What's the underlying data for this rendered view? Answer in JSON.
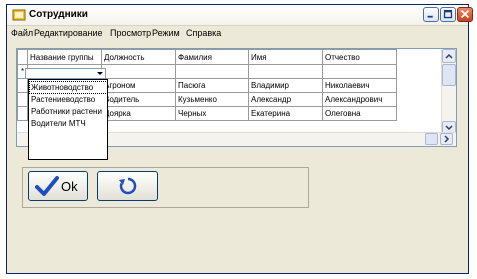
{
  "window": {
    "title": "Сотрудники"
  },
  "menu": [
    "Файл",
    "Редактирование",
    "Просмотр",
    "Режим",
    "Справка"
  ],
  "grid": {
    "columns": [
      "Название группы",
      "Должность",
      "Фамилия",
      "Имя",
      "Отчество"
    ],
    "new_row_marker": "*",
    "rows": [
      [
        "",
        "Агроном",
        "Пасюга",
        "Владимир",
        "Николаевич"
      ],
      [
        "",
        "Водитель",
        "Кузьменко",
        "Александр",
        "Александрович"
      ],
      [
        "",
        "Доярка",
        "Черных",
        "Екатерина",
        "Олеговна"
      ]
    ]
  },
  "dropdown": {
    "options": [
      "Животноводство",
      "Растениеводство",
      "Работники растени",
      "Водители МТЧ"
    ],
    "selected_index": 0
  },
  "buttons": {
    "ok_label": "Ok",
    "ok_icon": "checkmark-icon",
    "refresh_icon": "refresh-icon"
  },
  "colors": {
    "title_close": "#c9401d",
    "checkmark": "#1f4fbf",
    "refresh": "#1f4fbf"
  }
}
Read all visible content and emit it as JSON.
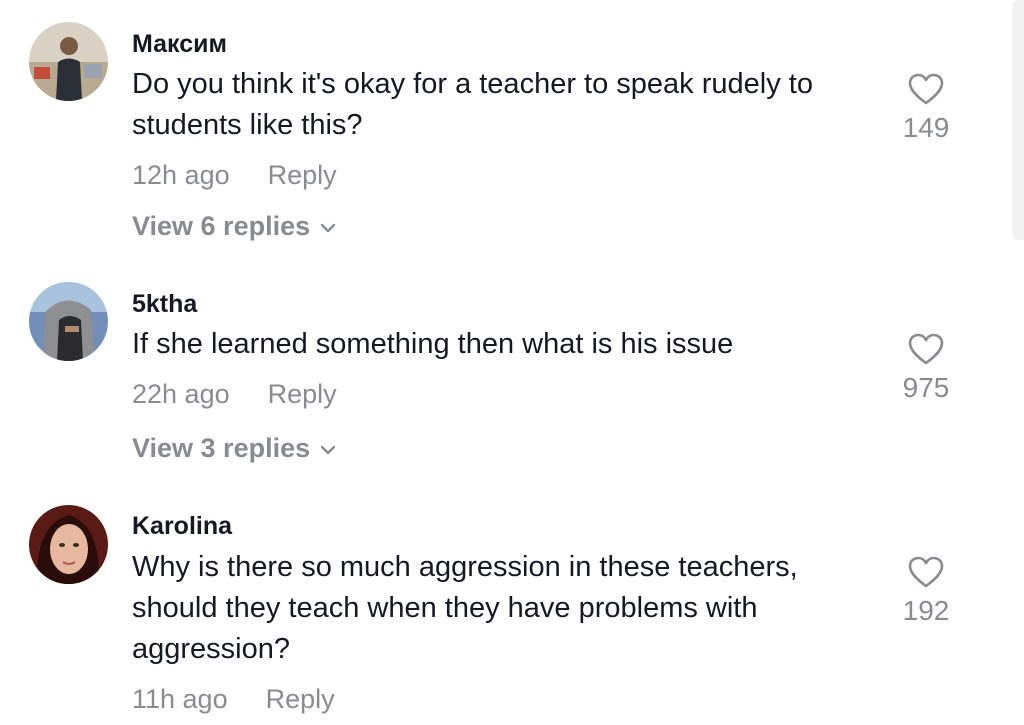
{
  "comments": [
    {
      "username": "Максим",
      "text": "Do you think it's okay for a teacher to speak rudely to students like this?",
      "time": "12h ago",
      "reply_label": "Reply",
      "likes": "149",
      "view_replies": "View 6 replies",
      "avatar_icon": "person-photo"
    },
    {
      "username": "5ktha",
      "text": "If she learned something then what is his issue",
      "time": "22h ago",
      "reply_label": "Reply",
      "likes": "975",
      "view_replies": "View 3 replies",
      "avatar_icon": "hooded-person-photo"
    },
    {
      "username": "Karolina",
      "text": "Why is there so much aggression in these teachers, should they teach when they have problems with aggression?",
      "time": "11h ago",
      "reply_label": "Reply",
      "likes": "192",
      "avatar_icon": "woman-portrait-photo"
    }
  ],
  "colors": {
    "primary_text": "#161823",
    "secondary_text": "#8a8b91",
    "icon_stroke": "#8a8b91"
  }
}
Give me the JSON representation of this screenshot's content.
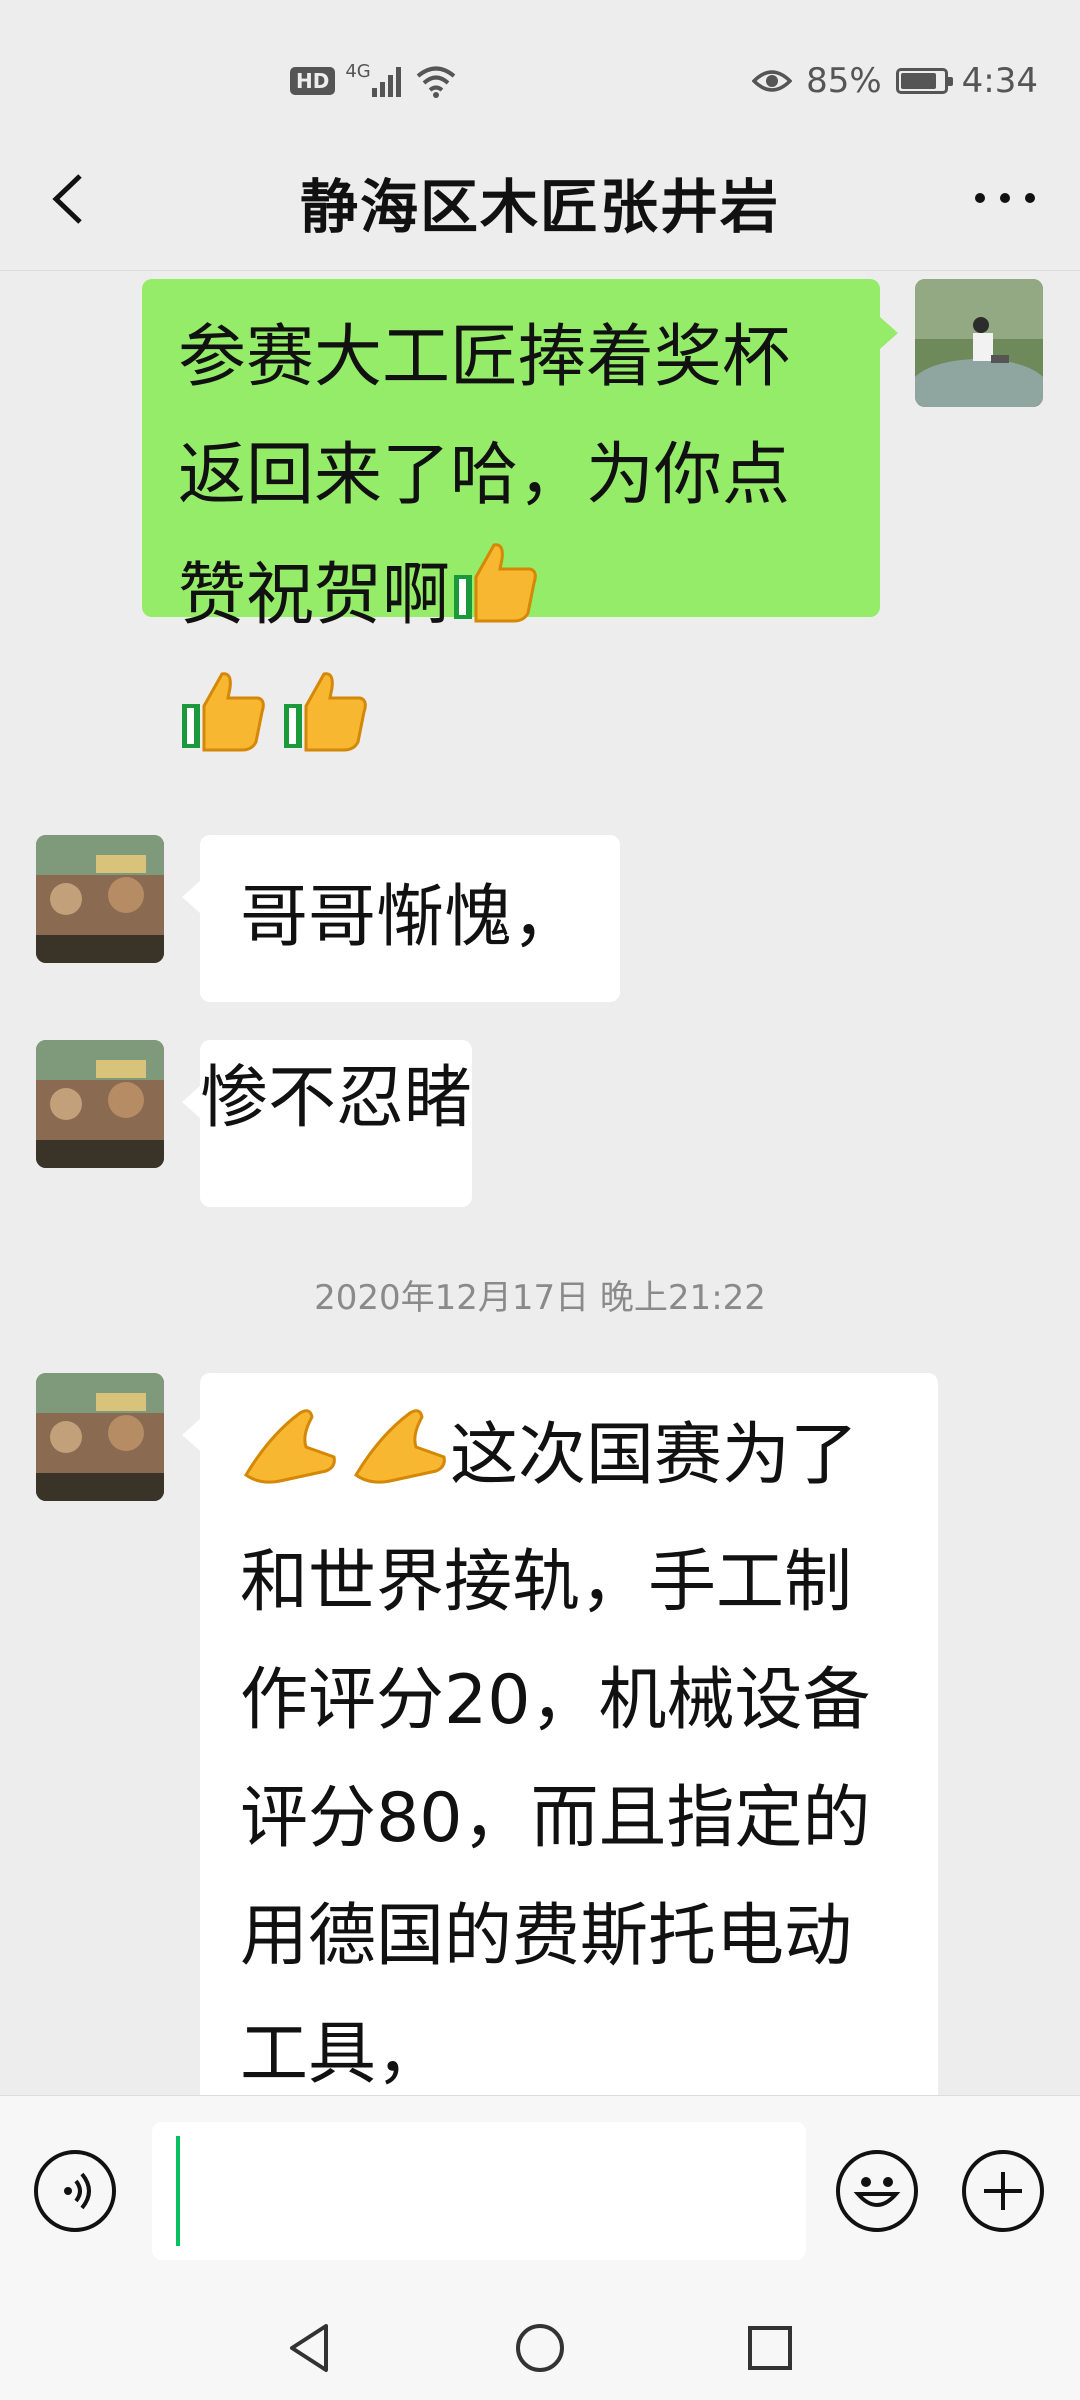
{
  "status_bar": {
    "hd": "HD",
    "network": "4G",
    "battery": "85%",
    "battery_level": 0.85,
    "time": "4:34"
  },
  "header": {
    "title": "静海区木匠张井岩",
    "back_icon": "chevron-left-icon",
    "more_icon": "more-dots-icon"
  },
  "messages": [
    {
      "sender": "me",
      "text": "参赛大工匠捧着奖杯返回来了哈，为你点赞祝贺啊",
      "emoji": "thumbs-up"
    },
    {
      "sender": "them",
      "text": "哥哥惭愧，"
    },
    {
      "sender": "them",
      "text": "惨不忍睹"
    },
    {
      "type": "timestamp",
      "text": "2020年12月17日 晚上21:22"
    },
    {
      "sender": "them",
      "text": "这次国赛为了和世界接轨，手工制作评分20，机械设备评分80，而且指定的用德国的费斯托电动工具，"
    }
  ],
  "input_bar": {
    "voice_icon": "voice-icon",
    "emoji_icon": "smiley-icon",
    "plus_icon": "plus-icon",
    "input_value": ""
  },
  "nav_bar": {
    "back": "triangle-back-icon",
    "home": "circle-home-icon",
    "recent": "square-recent-icon"
  },
  "colors": {
    "background": "#ededed",
    "my_bubble": "#95ec69",
    "their_bubble": "#ffffff",
    "caret": "#07c160"
  }
}
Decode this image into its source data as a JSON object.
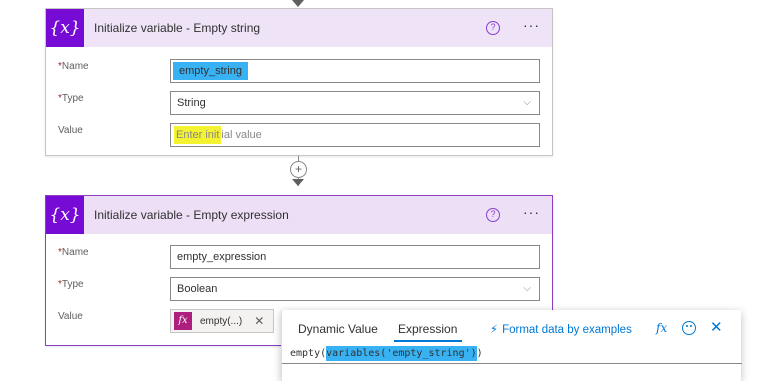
{
  "card1": {
    "title": "Initialize variable - Empty string",
    "icon_text": "{x}",
    "name_label": "Name",
    "name_value": "empty_string",
    "type_label": "Type",
    "type_value": "String",
    "value_label": "Value",
    "value_placeholder": "Enter initial value"
  },
  "card2": {
    "title": "Initialize variable - Empty expression",
    "icon_text": "{x}",
    "name_label": "Name",
    "name_value": "empty_expression",
    "type_label": "Type",
    "type_value": "Boolean",
    "value_label": "Value",
    "token_text": "empty(...)",
    "token_badge": "fx"
  },
  "popup": {
    "tab_dynamic": "Dynamic Value",
    "tab_expression": "Expression",
    "format_label": "Format data by examples",
    "fx_label": "fx",
    "expression_prefix": "empty(",
    "expression_highlight": "variables('empty_string')",
    "expression_suffix": ")"
  },
  "icons": {
    "help": "help-icon",
    "more": "more-icon",
    "chevron": "chevron-down-icon",
    "plus": "plus-icon",
    "close": "close-icon",
    "smile": "smile-icon"
  },
  "colors": {
    "accent": "#770bd6",
    "header_bg": "#eee3f7",
    "highlight_blue": "#38b2f2",
    "highlight_yellow": "#f3f332",
    "link": "#0078d4"
  }
}
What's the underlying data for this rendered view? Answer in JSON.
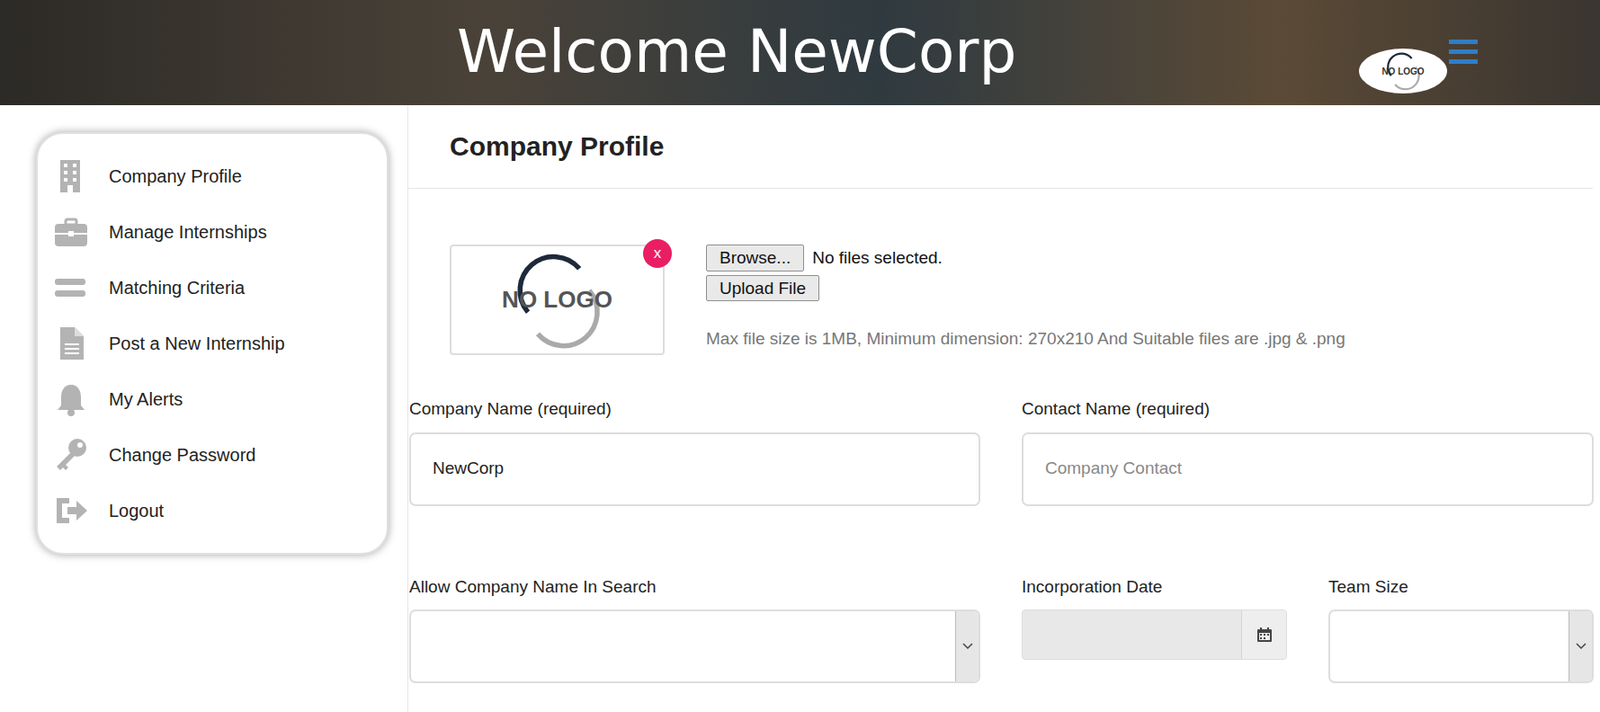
{
  "header": {
    "title": "Welcome NewCorp",
    "logo": "NO LOGO"
  },
  "sidebar": {
    "items": [
      {
        "label": "Company Profile"
      },
      {
        "label": "Manage Internships"
      },
      {
        "label": "Matching Criteria"
      },
      {
        "label": "Post a New Internship"
      },
      {
        "label": "My Alerts"
      },
      {
        "label": "Change Password"
      },
      {
        "label": "Logout"
      }
    ]
  },
  "page": {
    "title": "Company Profile"
  },
  "logo_upload": {
    "preview": "NO LOGO",
    "remove": "x",
    "browse": "Browse...",
    "file_status": "No files selected.",
    "upload": "Upload File",
    "hint": "Max file size is 1MB, Minimum dimension: 270x210 And Suitable files are .jpg & .png"
  },
  "fields": [
    {
      "label": "Company Name (required)",
      "kind": "text",
      "value": "NewCorp",
      "disabled": false
    },
    {
      "label": "Contact Name (required)",
      "kind": "text",
      "placeholder": "Company Contact",
      "disabled": false
    },
    {
      "label": "Allow Company Name In Search",
      "kind": "select",
      "disabled": false
    },
    {
      "label": "Incorporation Date",
      "kind": "date",
      "disabled": true
    },
    {
      "label": "Team Size",
      "kind": "select",
      "disabled": false
    }
  ]
}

====================

TASK STATEMENT: Write out the full listing verbatim, excluding its pictures.

EXERCISE OUTPUT:
What's the underlying data for this rendered view? Answer in JSON.
{
  "window": {
    "title": "Сотрудники"
  },
  "menu": [
    "Файл",
    "Редактирование",
    "Просмотр",
    "Режим",
    "Справка"
  ],
  "grid": {
    "columns": [
      "Название группы",
      "Должность",
      "Фамилия",
      "Имя",
      "Отчество"
    ],
    "new_row_marker": "*",
    "rows": [
      [
        "",
        "Агроном",
        "Пасюга",
        "Владимир",
        "Николаевич"
      ],
      [
        "",
        "Водитель",
        "Кузьменко",
        "Александр",
        "Александрович"
      ],
      [
        "",
        "Доярка",
        "Черных",
        "Екатерина",
        "Олеговна"
      ]
    ]
  },
  "dropdown": {
    "options": [
      "Животноводство",
      "Растениеводство",
      "Работники растени",
      "Водители МТЧ"
    ],
    "selected_index": 0
  },
  "buttons": {
    "ok_label": "Ok",
    "ok_icon": "checkmark-icon",
    "refresh_icon": "refresh-icon"
  },
  "colors": {
    "title_close": "#c9401d",
    "checkmark": "#1f4fbf",
    "refresh": "#1f4fbf"
  }
}
Read all visible content and emit it as JSON.
{
  "comments": [
    {
      "username": "Максим",
      "text": "Do you think it's okay for a teacher to speak rudely to students like this?",
      "time": "12h ago",
      "reply_label": "Reply",
      "likes": "149",
      "view_replies": "View 6 replies",
      "avatar_icon": "person-photo"
    },
    {
      "username": "5ktha",
      "text": "If she learned something then what is his issue",
      "time": "22h ago",
      "reply_label": "Reply",
      "likes": "975",
      "view_replies": "View 3 replies",
      "avatar_icon": "hooded-person-photo"
    },
    {
      "username": "Karolina",
      "text": "Why is there so much aggression in these teachers, should they teach when they have problems with aggression?",
      "time": "11h ago",
      "reply_label": "Reply",
      "likes": "192",
      "avatar_icon": "woman-portrait-photo"
    }
  ],
  "colors": {
    "primary_text": "#161823",
    "secondary_text": "#8a8b91",
    "icon_stroke": "#8a8b91"
  }
}
Give me the JSON representation of this screenshot's content.
{
  "status_bar": {
    "hd": "HD",
    "network": "4G",
    "battery": "85%",
    "battery_level": 0.85,
    "time": "4:34"
  },
  "header": {
    "title": "静海区木匠张井岩",
    "back_icon": "chevron-left-icon",
    "more_icon": "more-dots-icon"
  },
  "messages": [
    {
      "sender": "me",
      "text": "参赛大工匠捧着奖杯返回来了哈，为你点赞祝贺啊",
      "emoji": "thumbs-up"
    },
    {
      "sender": "them",
      "text": "哥哥惭愧，"
    },
    {
      "sender": "them",
      "text": "惨不忍睹"
    },
    {
      "type": "timestamp",
      "text": "2020年12月17日 晚上21:22"
    },
    {
      "sender": "them",
      "text": "这次国赛为了和世界接轨，手工制作评分20，机械设备评分80，而且指定的用德国的费斯托电动工具，"
    }
  ],
  "input_bar": {
    "voice_icon": "voice-icon",
    "emoji_icon": "smiley-icon",
    "plus_icon": "plus-icon",
    "input_value": ""
  },
  "nav_bar": {
    "back": "triangle-back-icon",
    "home": "circle-home-icon",
    "recent": "square-recent-icon"
  },
  "colors": {
    "background": "#ededed",
    "my_bubble": "#95ec69",
    "their_bubble": "#ffffff",
    "caret": "#07c160"
  }
}
Decode this image into its source data as a JSON object.
{
  "card1": {
    "title": "Initialize variable - Empty string",
    "icon_text": "{x}",
    "name_label": "Name",
    "name_value": "empty_string",
    "type_label": "Type",
    "type_value": "String",
    "value_label": "Value",
    "value_placeholder": "Enter initial value"
  },
  "card2": {
    "title": "Initialize variable - Empty expression",
    "icon_text": "{x}",
    "name_label": "Name",
    "name_value": "empty_expression",
    "type_label": "Type",
    "type_value": "Boolean",
    "value_label": "Value",
    "token_text": "empty(...)",
    "token_badge": "fx"
  },
  "popup": {
    "tab_dynamic": "Dynamic Value",
    "tab_expression": "Expression",
    "format_label": "Format data by examples",
    "fx_label": "fx",
    "expression_prefix": "empty(",
    "expression_highlight": "variables('empty_string')",
    "expression_suffix": ")"
  },
  "icons": {
    "help": "help-icon",
    "more": "more-icon",
    "chevron": "chevron-down-icon",
    "plus": "plus-icon",
    "close": "close-icon",
    "smile": "smile-icon"
  },
  "colors": {
    "accent": "#770bd6",
    "header_bg": "#eee3f7",
    "highlight_blue": "#38b2f2",
    "highlight_yellow": "#f3f332",
    "link": "#0078d4"
  }
}
What's the underlying data for this rendered view? Answer in JSON.
{
  "header": {
    "title": "Welcome NewCorp",
    "logo": "NO LOGO"
  },
  "sidebar": {
    "items": [
      {
        "label": "Company Profile"
      },
      {
        "label": "Manage Internships"
      },
      {
        "label": "Matching Criteria"
      },
      {
        "label": "Post a New Internship"
      },
      {
        "label": "My Alerts"
      },
      {
        "label": "Change Password"
      },
      {
        "label": "Logout"
      }
    ]
  },
  "page": {
    "title": "Company Profile"
  },
  "logo_upload": {
    "preview": "NO LOGO",
    "remove": "x",
    "browse": "Browse...",
    "file_status": "No files selected.",
    "upload": "Upload File",
    "hint": "Max file size is 1MB, Minimum dimension: 270x210 And Suitable files are .jpg & .png"
  },
  "fields": [
    {
      "label": "Company Name (required)",
      "kind": "text",
      "value": "NewCorp",
      "disabled": false
    },
    {
      "label": "Contact Name (required)",
      "kind": "text",
      "placeholder": "Company Contact",
      "disabled": false
    },
    {
      "label": "Allow Company Name In Search",
      "kind": "select",
      "disabled": false
    },
    {
      "label": "Incorporation Date",
      "kind": "date",
      "disabled": true
    },
    {
      "label": "Team Size",
      "kind": "select",
      "disabled": false
    }
  ]
}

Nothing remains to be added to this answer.